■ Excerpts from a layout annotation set
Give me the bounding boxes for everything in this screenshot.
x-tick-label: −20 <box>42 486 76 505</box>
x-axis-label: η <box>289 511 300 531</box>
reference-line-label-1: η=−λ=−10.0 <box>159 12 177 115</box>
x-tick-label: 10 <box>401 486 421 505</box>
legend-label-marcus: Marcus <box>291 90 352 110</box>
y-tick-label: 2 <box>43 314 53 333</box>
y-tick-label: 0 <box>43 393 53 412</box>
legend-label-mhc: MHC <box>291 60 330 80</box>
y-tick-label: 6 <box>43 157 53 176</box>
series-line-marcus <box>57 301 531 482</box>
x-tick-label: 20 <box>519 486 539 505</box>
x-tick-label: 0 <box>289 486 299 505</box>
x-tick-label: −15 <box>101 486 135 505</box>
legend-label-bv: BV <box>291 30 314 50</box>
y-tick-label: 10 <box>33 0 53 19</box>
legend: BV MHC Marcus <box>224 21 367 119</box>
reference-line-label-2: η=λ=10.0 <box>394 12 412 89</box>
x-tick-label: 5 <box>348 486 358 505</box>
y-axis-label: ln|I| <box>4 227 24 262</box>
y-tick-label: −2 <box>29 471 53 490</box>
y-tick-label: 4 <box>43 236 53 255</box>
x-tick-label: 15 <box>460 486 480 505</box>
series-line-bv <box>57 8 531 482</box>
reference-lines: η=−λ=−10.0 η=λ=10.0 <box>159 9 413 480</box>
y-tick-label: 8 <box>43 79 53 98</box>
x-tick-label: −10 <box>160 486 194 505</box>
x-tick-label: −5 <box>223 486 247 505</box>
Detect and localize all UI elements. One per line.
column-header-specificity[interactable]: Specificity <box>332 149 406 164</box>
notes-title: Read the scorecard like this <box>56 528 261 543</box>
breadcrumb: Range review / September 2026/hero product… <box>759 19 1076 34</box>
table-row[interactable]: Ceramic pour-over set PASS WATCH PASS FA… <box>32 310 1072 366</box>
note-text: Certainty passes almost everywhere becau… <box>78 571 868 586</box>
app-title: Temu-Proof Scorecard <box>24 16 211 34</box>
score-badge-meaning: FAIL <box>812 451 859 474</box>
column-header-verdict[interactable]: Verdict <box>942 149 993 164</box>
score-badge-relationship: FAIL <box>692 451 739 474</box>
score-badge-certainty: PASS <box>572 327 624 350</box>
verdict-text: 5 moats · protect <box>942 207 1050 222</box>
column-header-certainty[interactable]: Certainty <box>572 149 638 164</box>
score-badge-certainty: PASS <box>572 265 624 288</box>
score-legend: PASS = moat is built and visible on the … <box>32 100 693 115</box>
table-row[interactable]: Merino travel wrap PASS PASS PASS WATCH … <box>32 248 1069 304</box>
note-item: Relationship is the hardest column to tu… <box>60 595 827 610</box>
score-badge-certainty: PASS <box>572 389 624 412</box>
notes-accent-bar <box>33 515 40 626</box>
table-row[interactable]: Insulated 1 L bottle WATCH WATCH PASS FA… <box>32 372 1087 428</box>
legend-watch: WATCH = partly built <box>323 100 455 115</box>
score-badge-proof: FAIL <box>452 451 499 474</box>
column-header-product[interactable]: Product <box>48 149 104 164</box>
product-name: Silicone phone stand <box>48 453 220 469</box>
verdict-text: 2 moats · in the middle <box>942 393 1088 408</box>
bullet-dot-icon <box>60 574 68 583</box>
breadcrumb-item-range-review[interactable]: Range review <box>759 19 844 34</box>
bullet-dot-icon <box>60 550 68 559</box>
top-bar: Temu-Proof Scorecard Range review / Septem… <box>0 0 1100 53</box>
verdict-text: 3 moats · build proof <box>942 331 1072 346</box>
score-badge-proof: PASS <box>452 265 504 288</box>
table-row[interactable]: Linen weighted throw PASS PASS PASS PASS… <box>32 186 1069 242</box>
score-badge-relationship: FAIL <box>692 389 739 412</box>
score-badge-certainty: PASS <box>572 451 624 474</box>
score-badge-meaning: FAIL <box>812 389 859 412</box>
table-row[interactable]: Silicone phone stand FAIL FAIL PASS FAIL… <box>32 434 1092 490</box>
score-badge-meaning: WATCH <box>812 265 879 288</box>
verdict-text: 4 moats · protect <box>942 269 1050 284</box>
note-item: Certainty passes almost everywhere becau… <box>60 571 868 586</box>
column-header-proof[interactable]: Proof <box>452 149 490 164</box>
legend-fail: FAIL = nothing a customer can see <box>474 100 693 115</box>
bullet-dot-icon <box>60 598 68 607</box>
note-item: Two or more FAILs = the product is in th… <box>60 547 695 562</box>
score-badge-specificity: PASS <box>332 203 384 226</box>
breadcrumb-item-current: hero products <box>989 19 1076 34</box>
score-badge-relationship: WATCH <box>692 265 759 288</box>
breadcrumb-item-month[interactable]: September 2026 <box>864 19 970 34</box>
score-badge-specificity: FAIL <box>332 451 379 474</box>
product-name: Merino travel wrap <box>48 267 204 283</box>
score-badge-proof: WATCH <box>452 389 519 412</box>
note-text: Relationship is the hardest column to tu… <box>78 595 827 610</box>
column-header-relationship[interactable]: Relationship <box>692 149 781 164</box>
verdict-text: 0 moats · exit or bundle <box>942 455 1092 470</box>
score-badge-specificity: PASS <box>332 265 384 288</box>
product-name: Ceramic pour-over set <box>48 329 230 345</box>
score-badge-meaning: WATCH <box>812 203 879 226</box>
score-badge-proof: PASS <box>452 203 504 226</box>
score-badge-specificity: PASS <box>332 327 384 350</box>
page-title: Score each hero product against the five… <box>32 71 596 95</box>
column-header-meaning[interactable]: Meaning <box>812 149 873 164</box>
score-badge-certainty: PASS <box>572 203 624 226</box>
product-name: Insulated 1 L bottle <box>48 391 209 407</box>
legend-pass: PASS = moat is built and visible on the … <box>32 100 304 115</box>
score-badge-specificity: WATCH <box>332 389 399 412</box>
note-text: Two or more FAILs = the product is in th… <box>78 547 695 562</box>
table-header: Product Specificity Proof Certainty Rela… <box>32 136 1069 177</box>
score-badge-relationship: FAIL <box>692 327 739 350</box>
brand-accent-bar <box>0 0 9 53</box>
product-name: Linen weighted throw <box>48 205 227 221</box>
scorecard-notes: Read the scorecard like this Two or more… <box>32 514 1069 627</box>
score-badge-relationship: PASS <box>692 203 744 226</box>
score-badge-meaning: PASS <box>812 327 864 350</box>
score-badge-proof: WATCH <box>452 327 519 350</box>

■ Exercise directions
Repeat all of the items above line by line, word for word, changing nothing.

■ Written solution
Give me the bounding boxes for everything in this screenshot.
x-tick-label: −20 <box>42 486 76 505</box>
x-axis-label: η <box>289 511 300 531</box>
reference-line-label-1: η=−λ=−10.0 <box>159 12 177 115</box>
x-tick-label: 10 <box>401 486 421 505</box>
legend-label-marcus: Marcus <box>291 90 352 110</box>
y-tick-label: 2 <box>43 314 53 333</box>
y-tick-label: 0 <box>43 393 53 412</box>
legend-label-mhc: MHC <box>291 60 330 80</box>
y-tick-label: 6 <box>43 157 53 176</box>
series-line-marcus <box>57 301 531 482</box>
x-tick-label: 20 <box>519 486 539 505</box>
x-tick-label: 0 <box>289 486 299 505</box>
x-tick-label: −15 <box>101 486 135 505</box>
legend-label-bv: BV <box>291 30 314 50</box>
y-tick-label: 10 <box>33 0 53 19</box>
legend: BV MHC Marcus <box>224 21 367 119</box>
reference-line-label-2: η=λ=10.0 <box>394 12 412 89</box>
x-tick-label: 5 <box>348 486 358 505</box>
y-axis-label: ln|I| <box>4 227 24 262</box>
y-tick-label: −2 <box>29 471 53 490</box>
y-tick-label: 4 <box>43 236 53 255</box>
x-tick-label: 15 <box>460 486 480 505</box>
series-line-bv <box>57 8 531 482</box>
reference-lines: η=−λ=−10.0 η=λ=10.0 <box>159 9 413 480</box>
y-tick-label: 8 <box>43 79 53 98</box>
x-tick-label: −10 <box>160 486 194 505</box>
x-tick-label: −5 <box>223 486 247 505</box>
Detect and localize all UI elements. One per line.
column-header-specificity[interactable]: Specificity <box>332 149 406 164</box>
notes-title: Read the scorecard like this <box>56 528 261 543</box>
breadcrumb: Range review / September 2026/hero product… <box>759 19 1076 34</box>
table-row[interactable]: Ceramic pour-over set PASS WATCH PASS FA… <box>32 310 1072 366</box>
note-text: Certainty passes almost everywhere becau… <box>78 571 868 586</box>
app-title: Temu-Proof Scorecard <box>24 16 211 34</box>
score-badge-meaning: FAIL <box>812 451 859 474</box>
column-header-verdict[interactable]: Verdict <box>942 149 993 164</box>
score-badge-relationship: FAIL <box>692 451 739 474</box>
score-badge-certainty: PASS <box>572 327 624 350</box>
verdict-text: 5 moats · protect <box>942 207 1050 222</box>
column-header-certainty[interactable]: Certainty <box>572 149 638 164</box>
score-badge-certainty: PASS <box>572 265 624 288</box>
score-legend: PASS = moat is built and visible on the … <box>32 100 693 115</box>
table-row[interactable]: Merino travel wrap PASS PASS PASS WATCH … <box>32 248 1069 304</box>
note-item: Relationship is the hardest column to tu… <box>60 595 827 610</box>
score-badge-certainty: PASS <box>572 389 624 412</box>
notes-accent-bar <box>33 515 40 626</box>
table-row[interactable]: Insulated 1 L bottle WATCH WATCH PASS FA… <box>32 372 1087 428</box>
legend-watch: WATCH = partly built <box>323 100 455 115</box>
score-badge-proof: FAIL <box>452 451 499 474</box>
column-header-product[interactable]: Product <box>48 149 104 164</box>
product-name: Silicone phone stand <box>48 453 220 469</box>
verdict-text: 2 moats · in the middle <box>942 393 1088 408</box>
bullet-dot-icon <box>60 574 68 583</box>
breadcrumb-item-range-review[interactable]: Range review <box>759 19 844 34</box>
bullet-dot-icon <box>60 550 68 559</box>
top-bar: Temu-Proof Scorecard Range review / Septem… <box>0 0 1100 53</box>
verdict-text: 3 moats · build proof <box>942 331 1072 346</box>
score-badge-proof: PASS <box>452 265 504 288</box>
table-row[interactable]: Linen weighted throw PASS PASS PASS PASS… <box>32 186 1069 242</box>
score-badge-relationship: FAIL <box>692 389 739 412</box>
score-badge-certainty: PASS <box>572 451 624 474</box>
score-badge-meaning: FAIL <box>812 389 859 412</box>
table-row[interactable]: Silicone phone stand FAIL FAIL PASS FAIL… <box>32 434 1092 490</box>
score-badge-meaning: WATCH <box>812 265 879 288</box>
verdict-text: 4 moats · protect <box>942 269 1050 284</box>
note-item: Certainty passes almost everywhere becau… <box>60 571 868 586</box>
column-header-proof[interactable]: Proof <box>452 149 490 164</box>
legend-fail: FAIL = nothing a customer can see <box>474 100 693 115</box>
bullet-dot-icon <box>60 598 68 607</box>
note-item: Two or more FAILs = the product is in th… <box>60 547 695 562</box>
score-badge-specificity: PASS <box>332 203 384 226</box>
breadcrumb-item-current: hero products <box>989 19 1076 34</box>
score-badge-relationship: WATCH <box>692 265 759 288</box>
breadcrumb-item-month[interactable]: September 2026 <box>864 19 970 34</box>
score-badge-specificity: FAIL <box>332 451 379 474</box>
product-name: Merino travel wrap <box>48 267 204 283</box>
score-badge-proof: WATCH <box>452 389 519 412</box>
note-text: Relationship is the hardest column to tu… <box>78 595 827 610</box>
column-header-relationship[interactable]: Relationship <box>692 149 781 164</box>
verdict-text: 0 moats · exit or bundle <box>942 455 1092 470</box>
score-badge-specificity: PASS <box>332 265 384 288</box>
product-name: Ceramic pour-over set <box>48 329 230 345</box>
score-badge-meaning: WATCH <box>812 203 879 226</box>
score-badge-proof: PASS <box>452 203 504 226</box>
score-badge-specificity: PASS <box>332 327 384 350</box>
page-title: Score each hero product against the five… <box>32 71 596 95</box>
column-header-meaning[interactable]: Meaning <box>812 149 873 164</box>
score-badge-certainty: PASS <box>572 203 624 226</box>
product-name: Insulated 1 L bottle <box>48 391 209 407</box>
legend-pass: PASS = moat is built and visible on the … <box>32 100 304 115</box>
score-badge-specificity: WATCH <box>332 389 399 412</box>
note-text: Two or more FAILs = the product is in th… <box>78 547 695 562</box>
table-header: Product Specificity Proof Certainty Rela… <box>32 136 1069 177</box>
score-badge-relationship: FAIL <box>692 327 739 350</box>
brand-accent-bar <box>0 0 9 53</box>
product-name: Linen weighted throw <box>48 205 227 221</box>
scorecard-notes: Read the scorecard like this Two or more… <box>32 514 1069 627</box>
score-badge-relationship: PASS <box>692 203 744 226</box>
score-badge-meaning: PASS <box>812 327 864 350</box>
score-badge-proof: WATCH <box>452 327 519 350</box>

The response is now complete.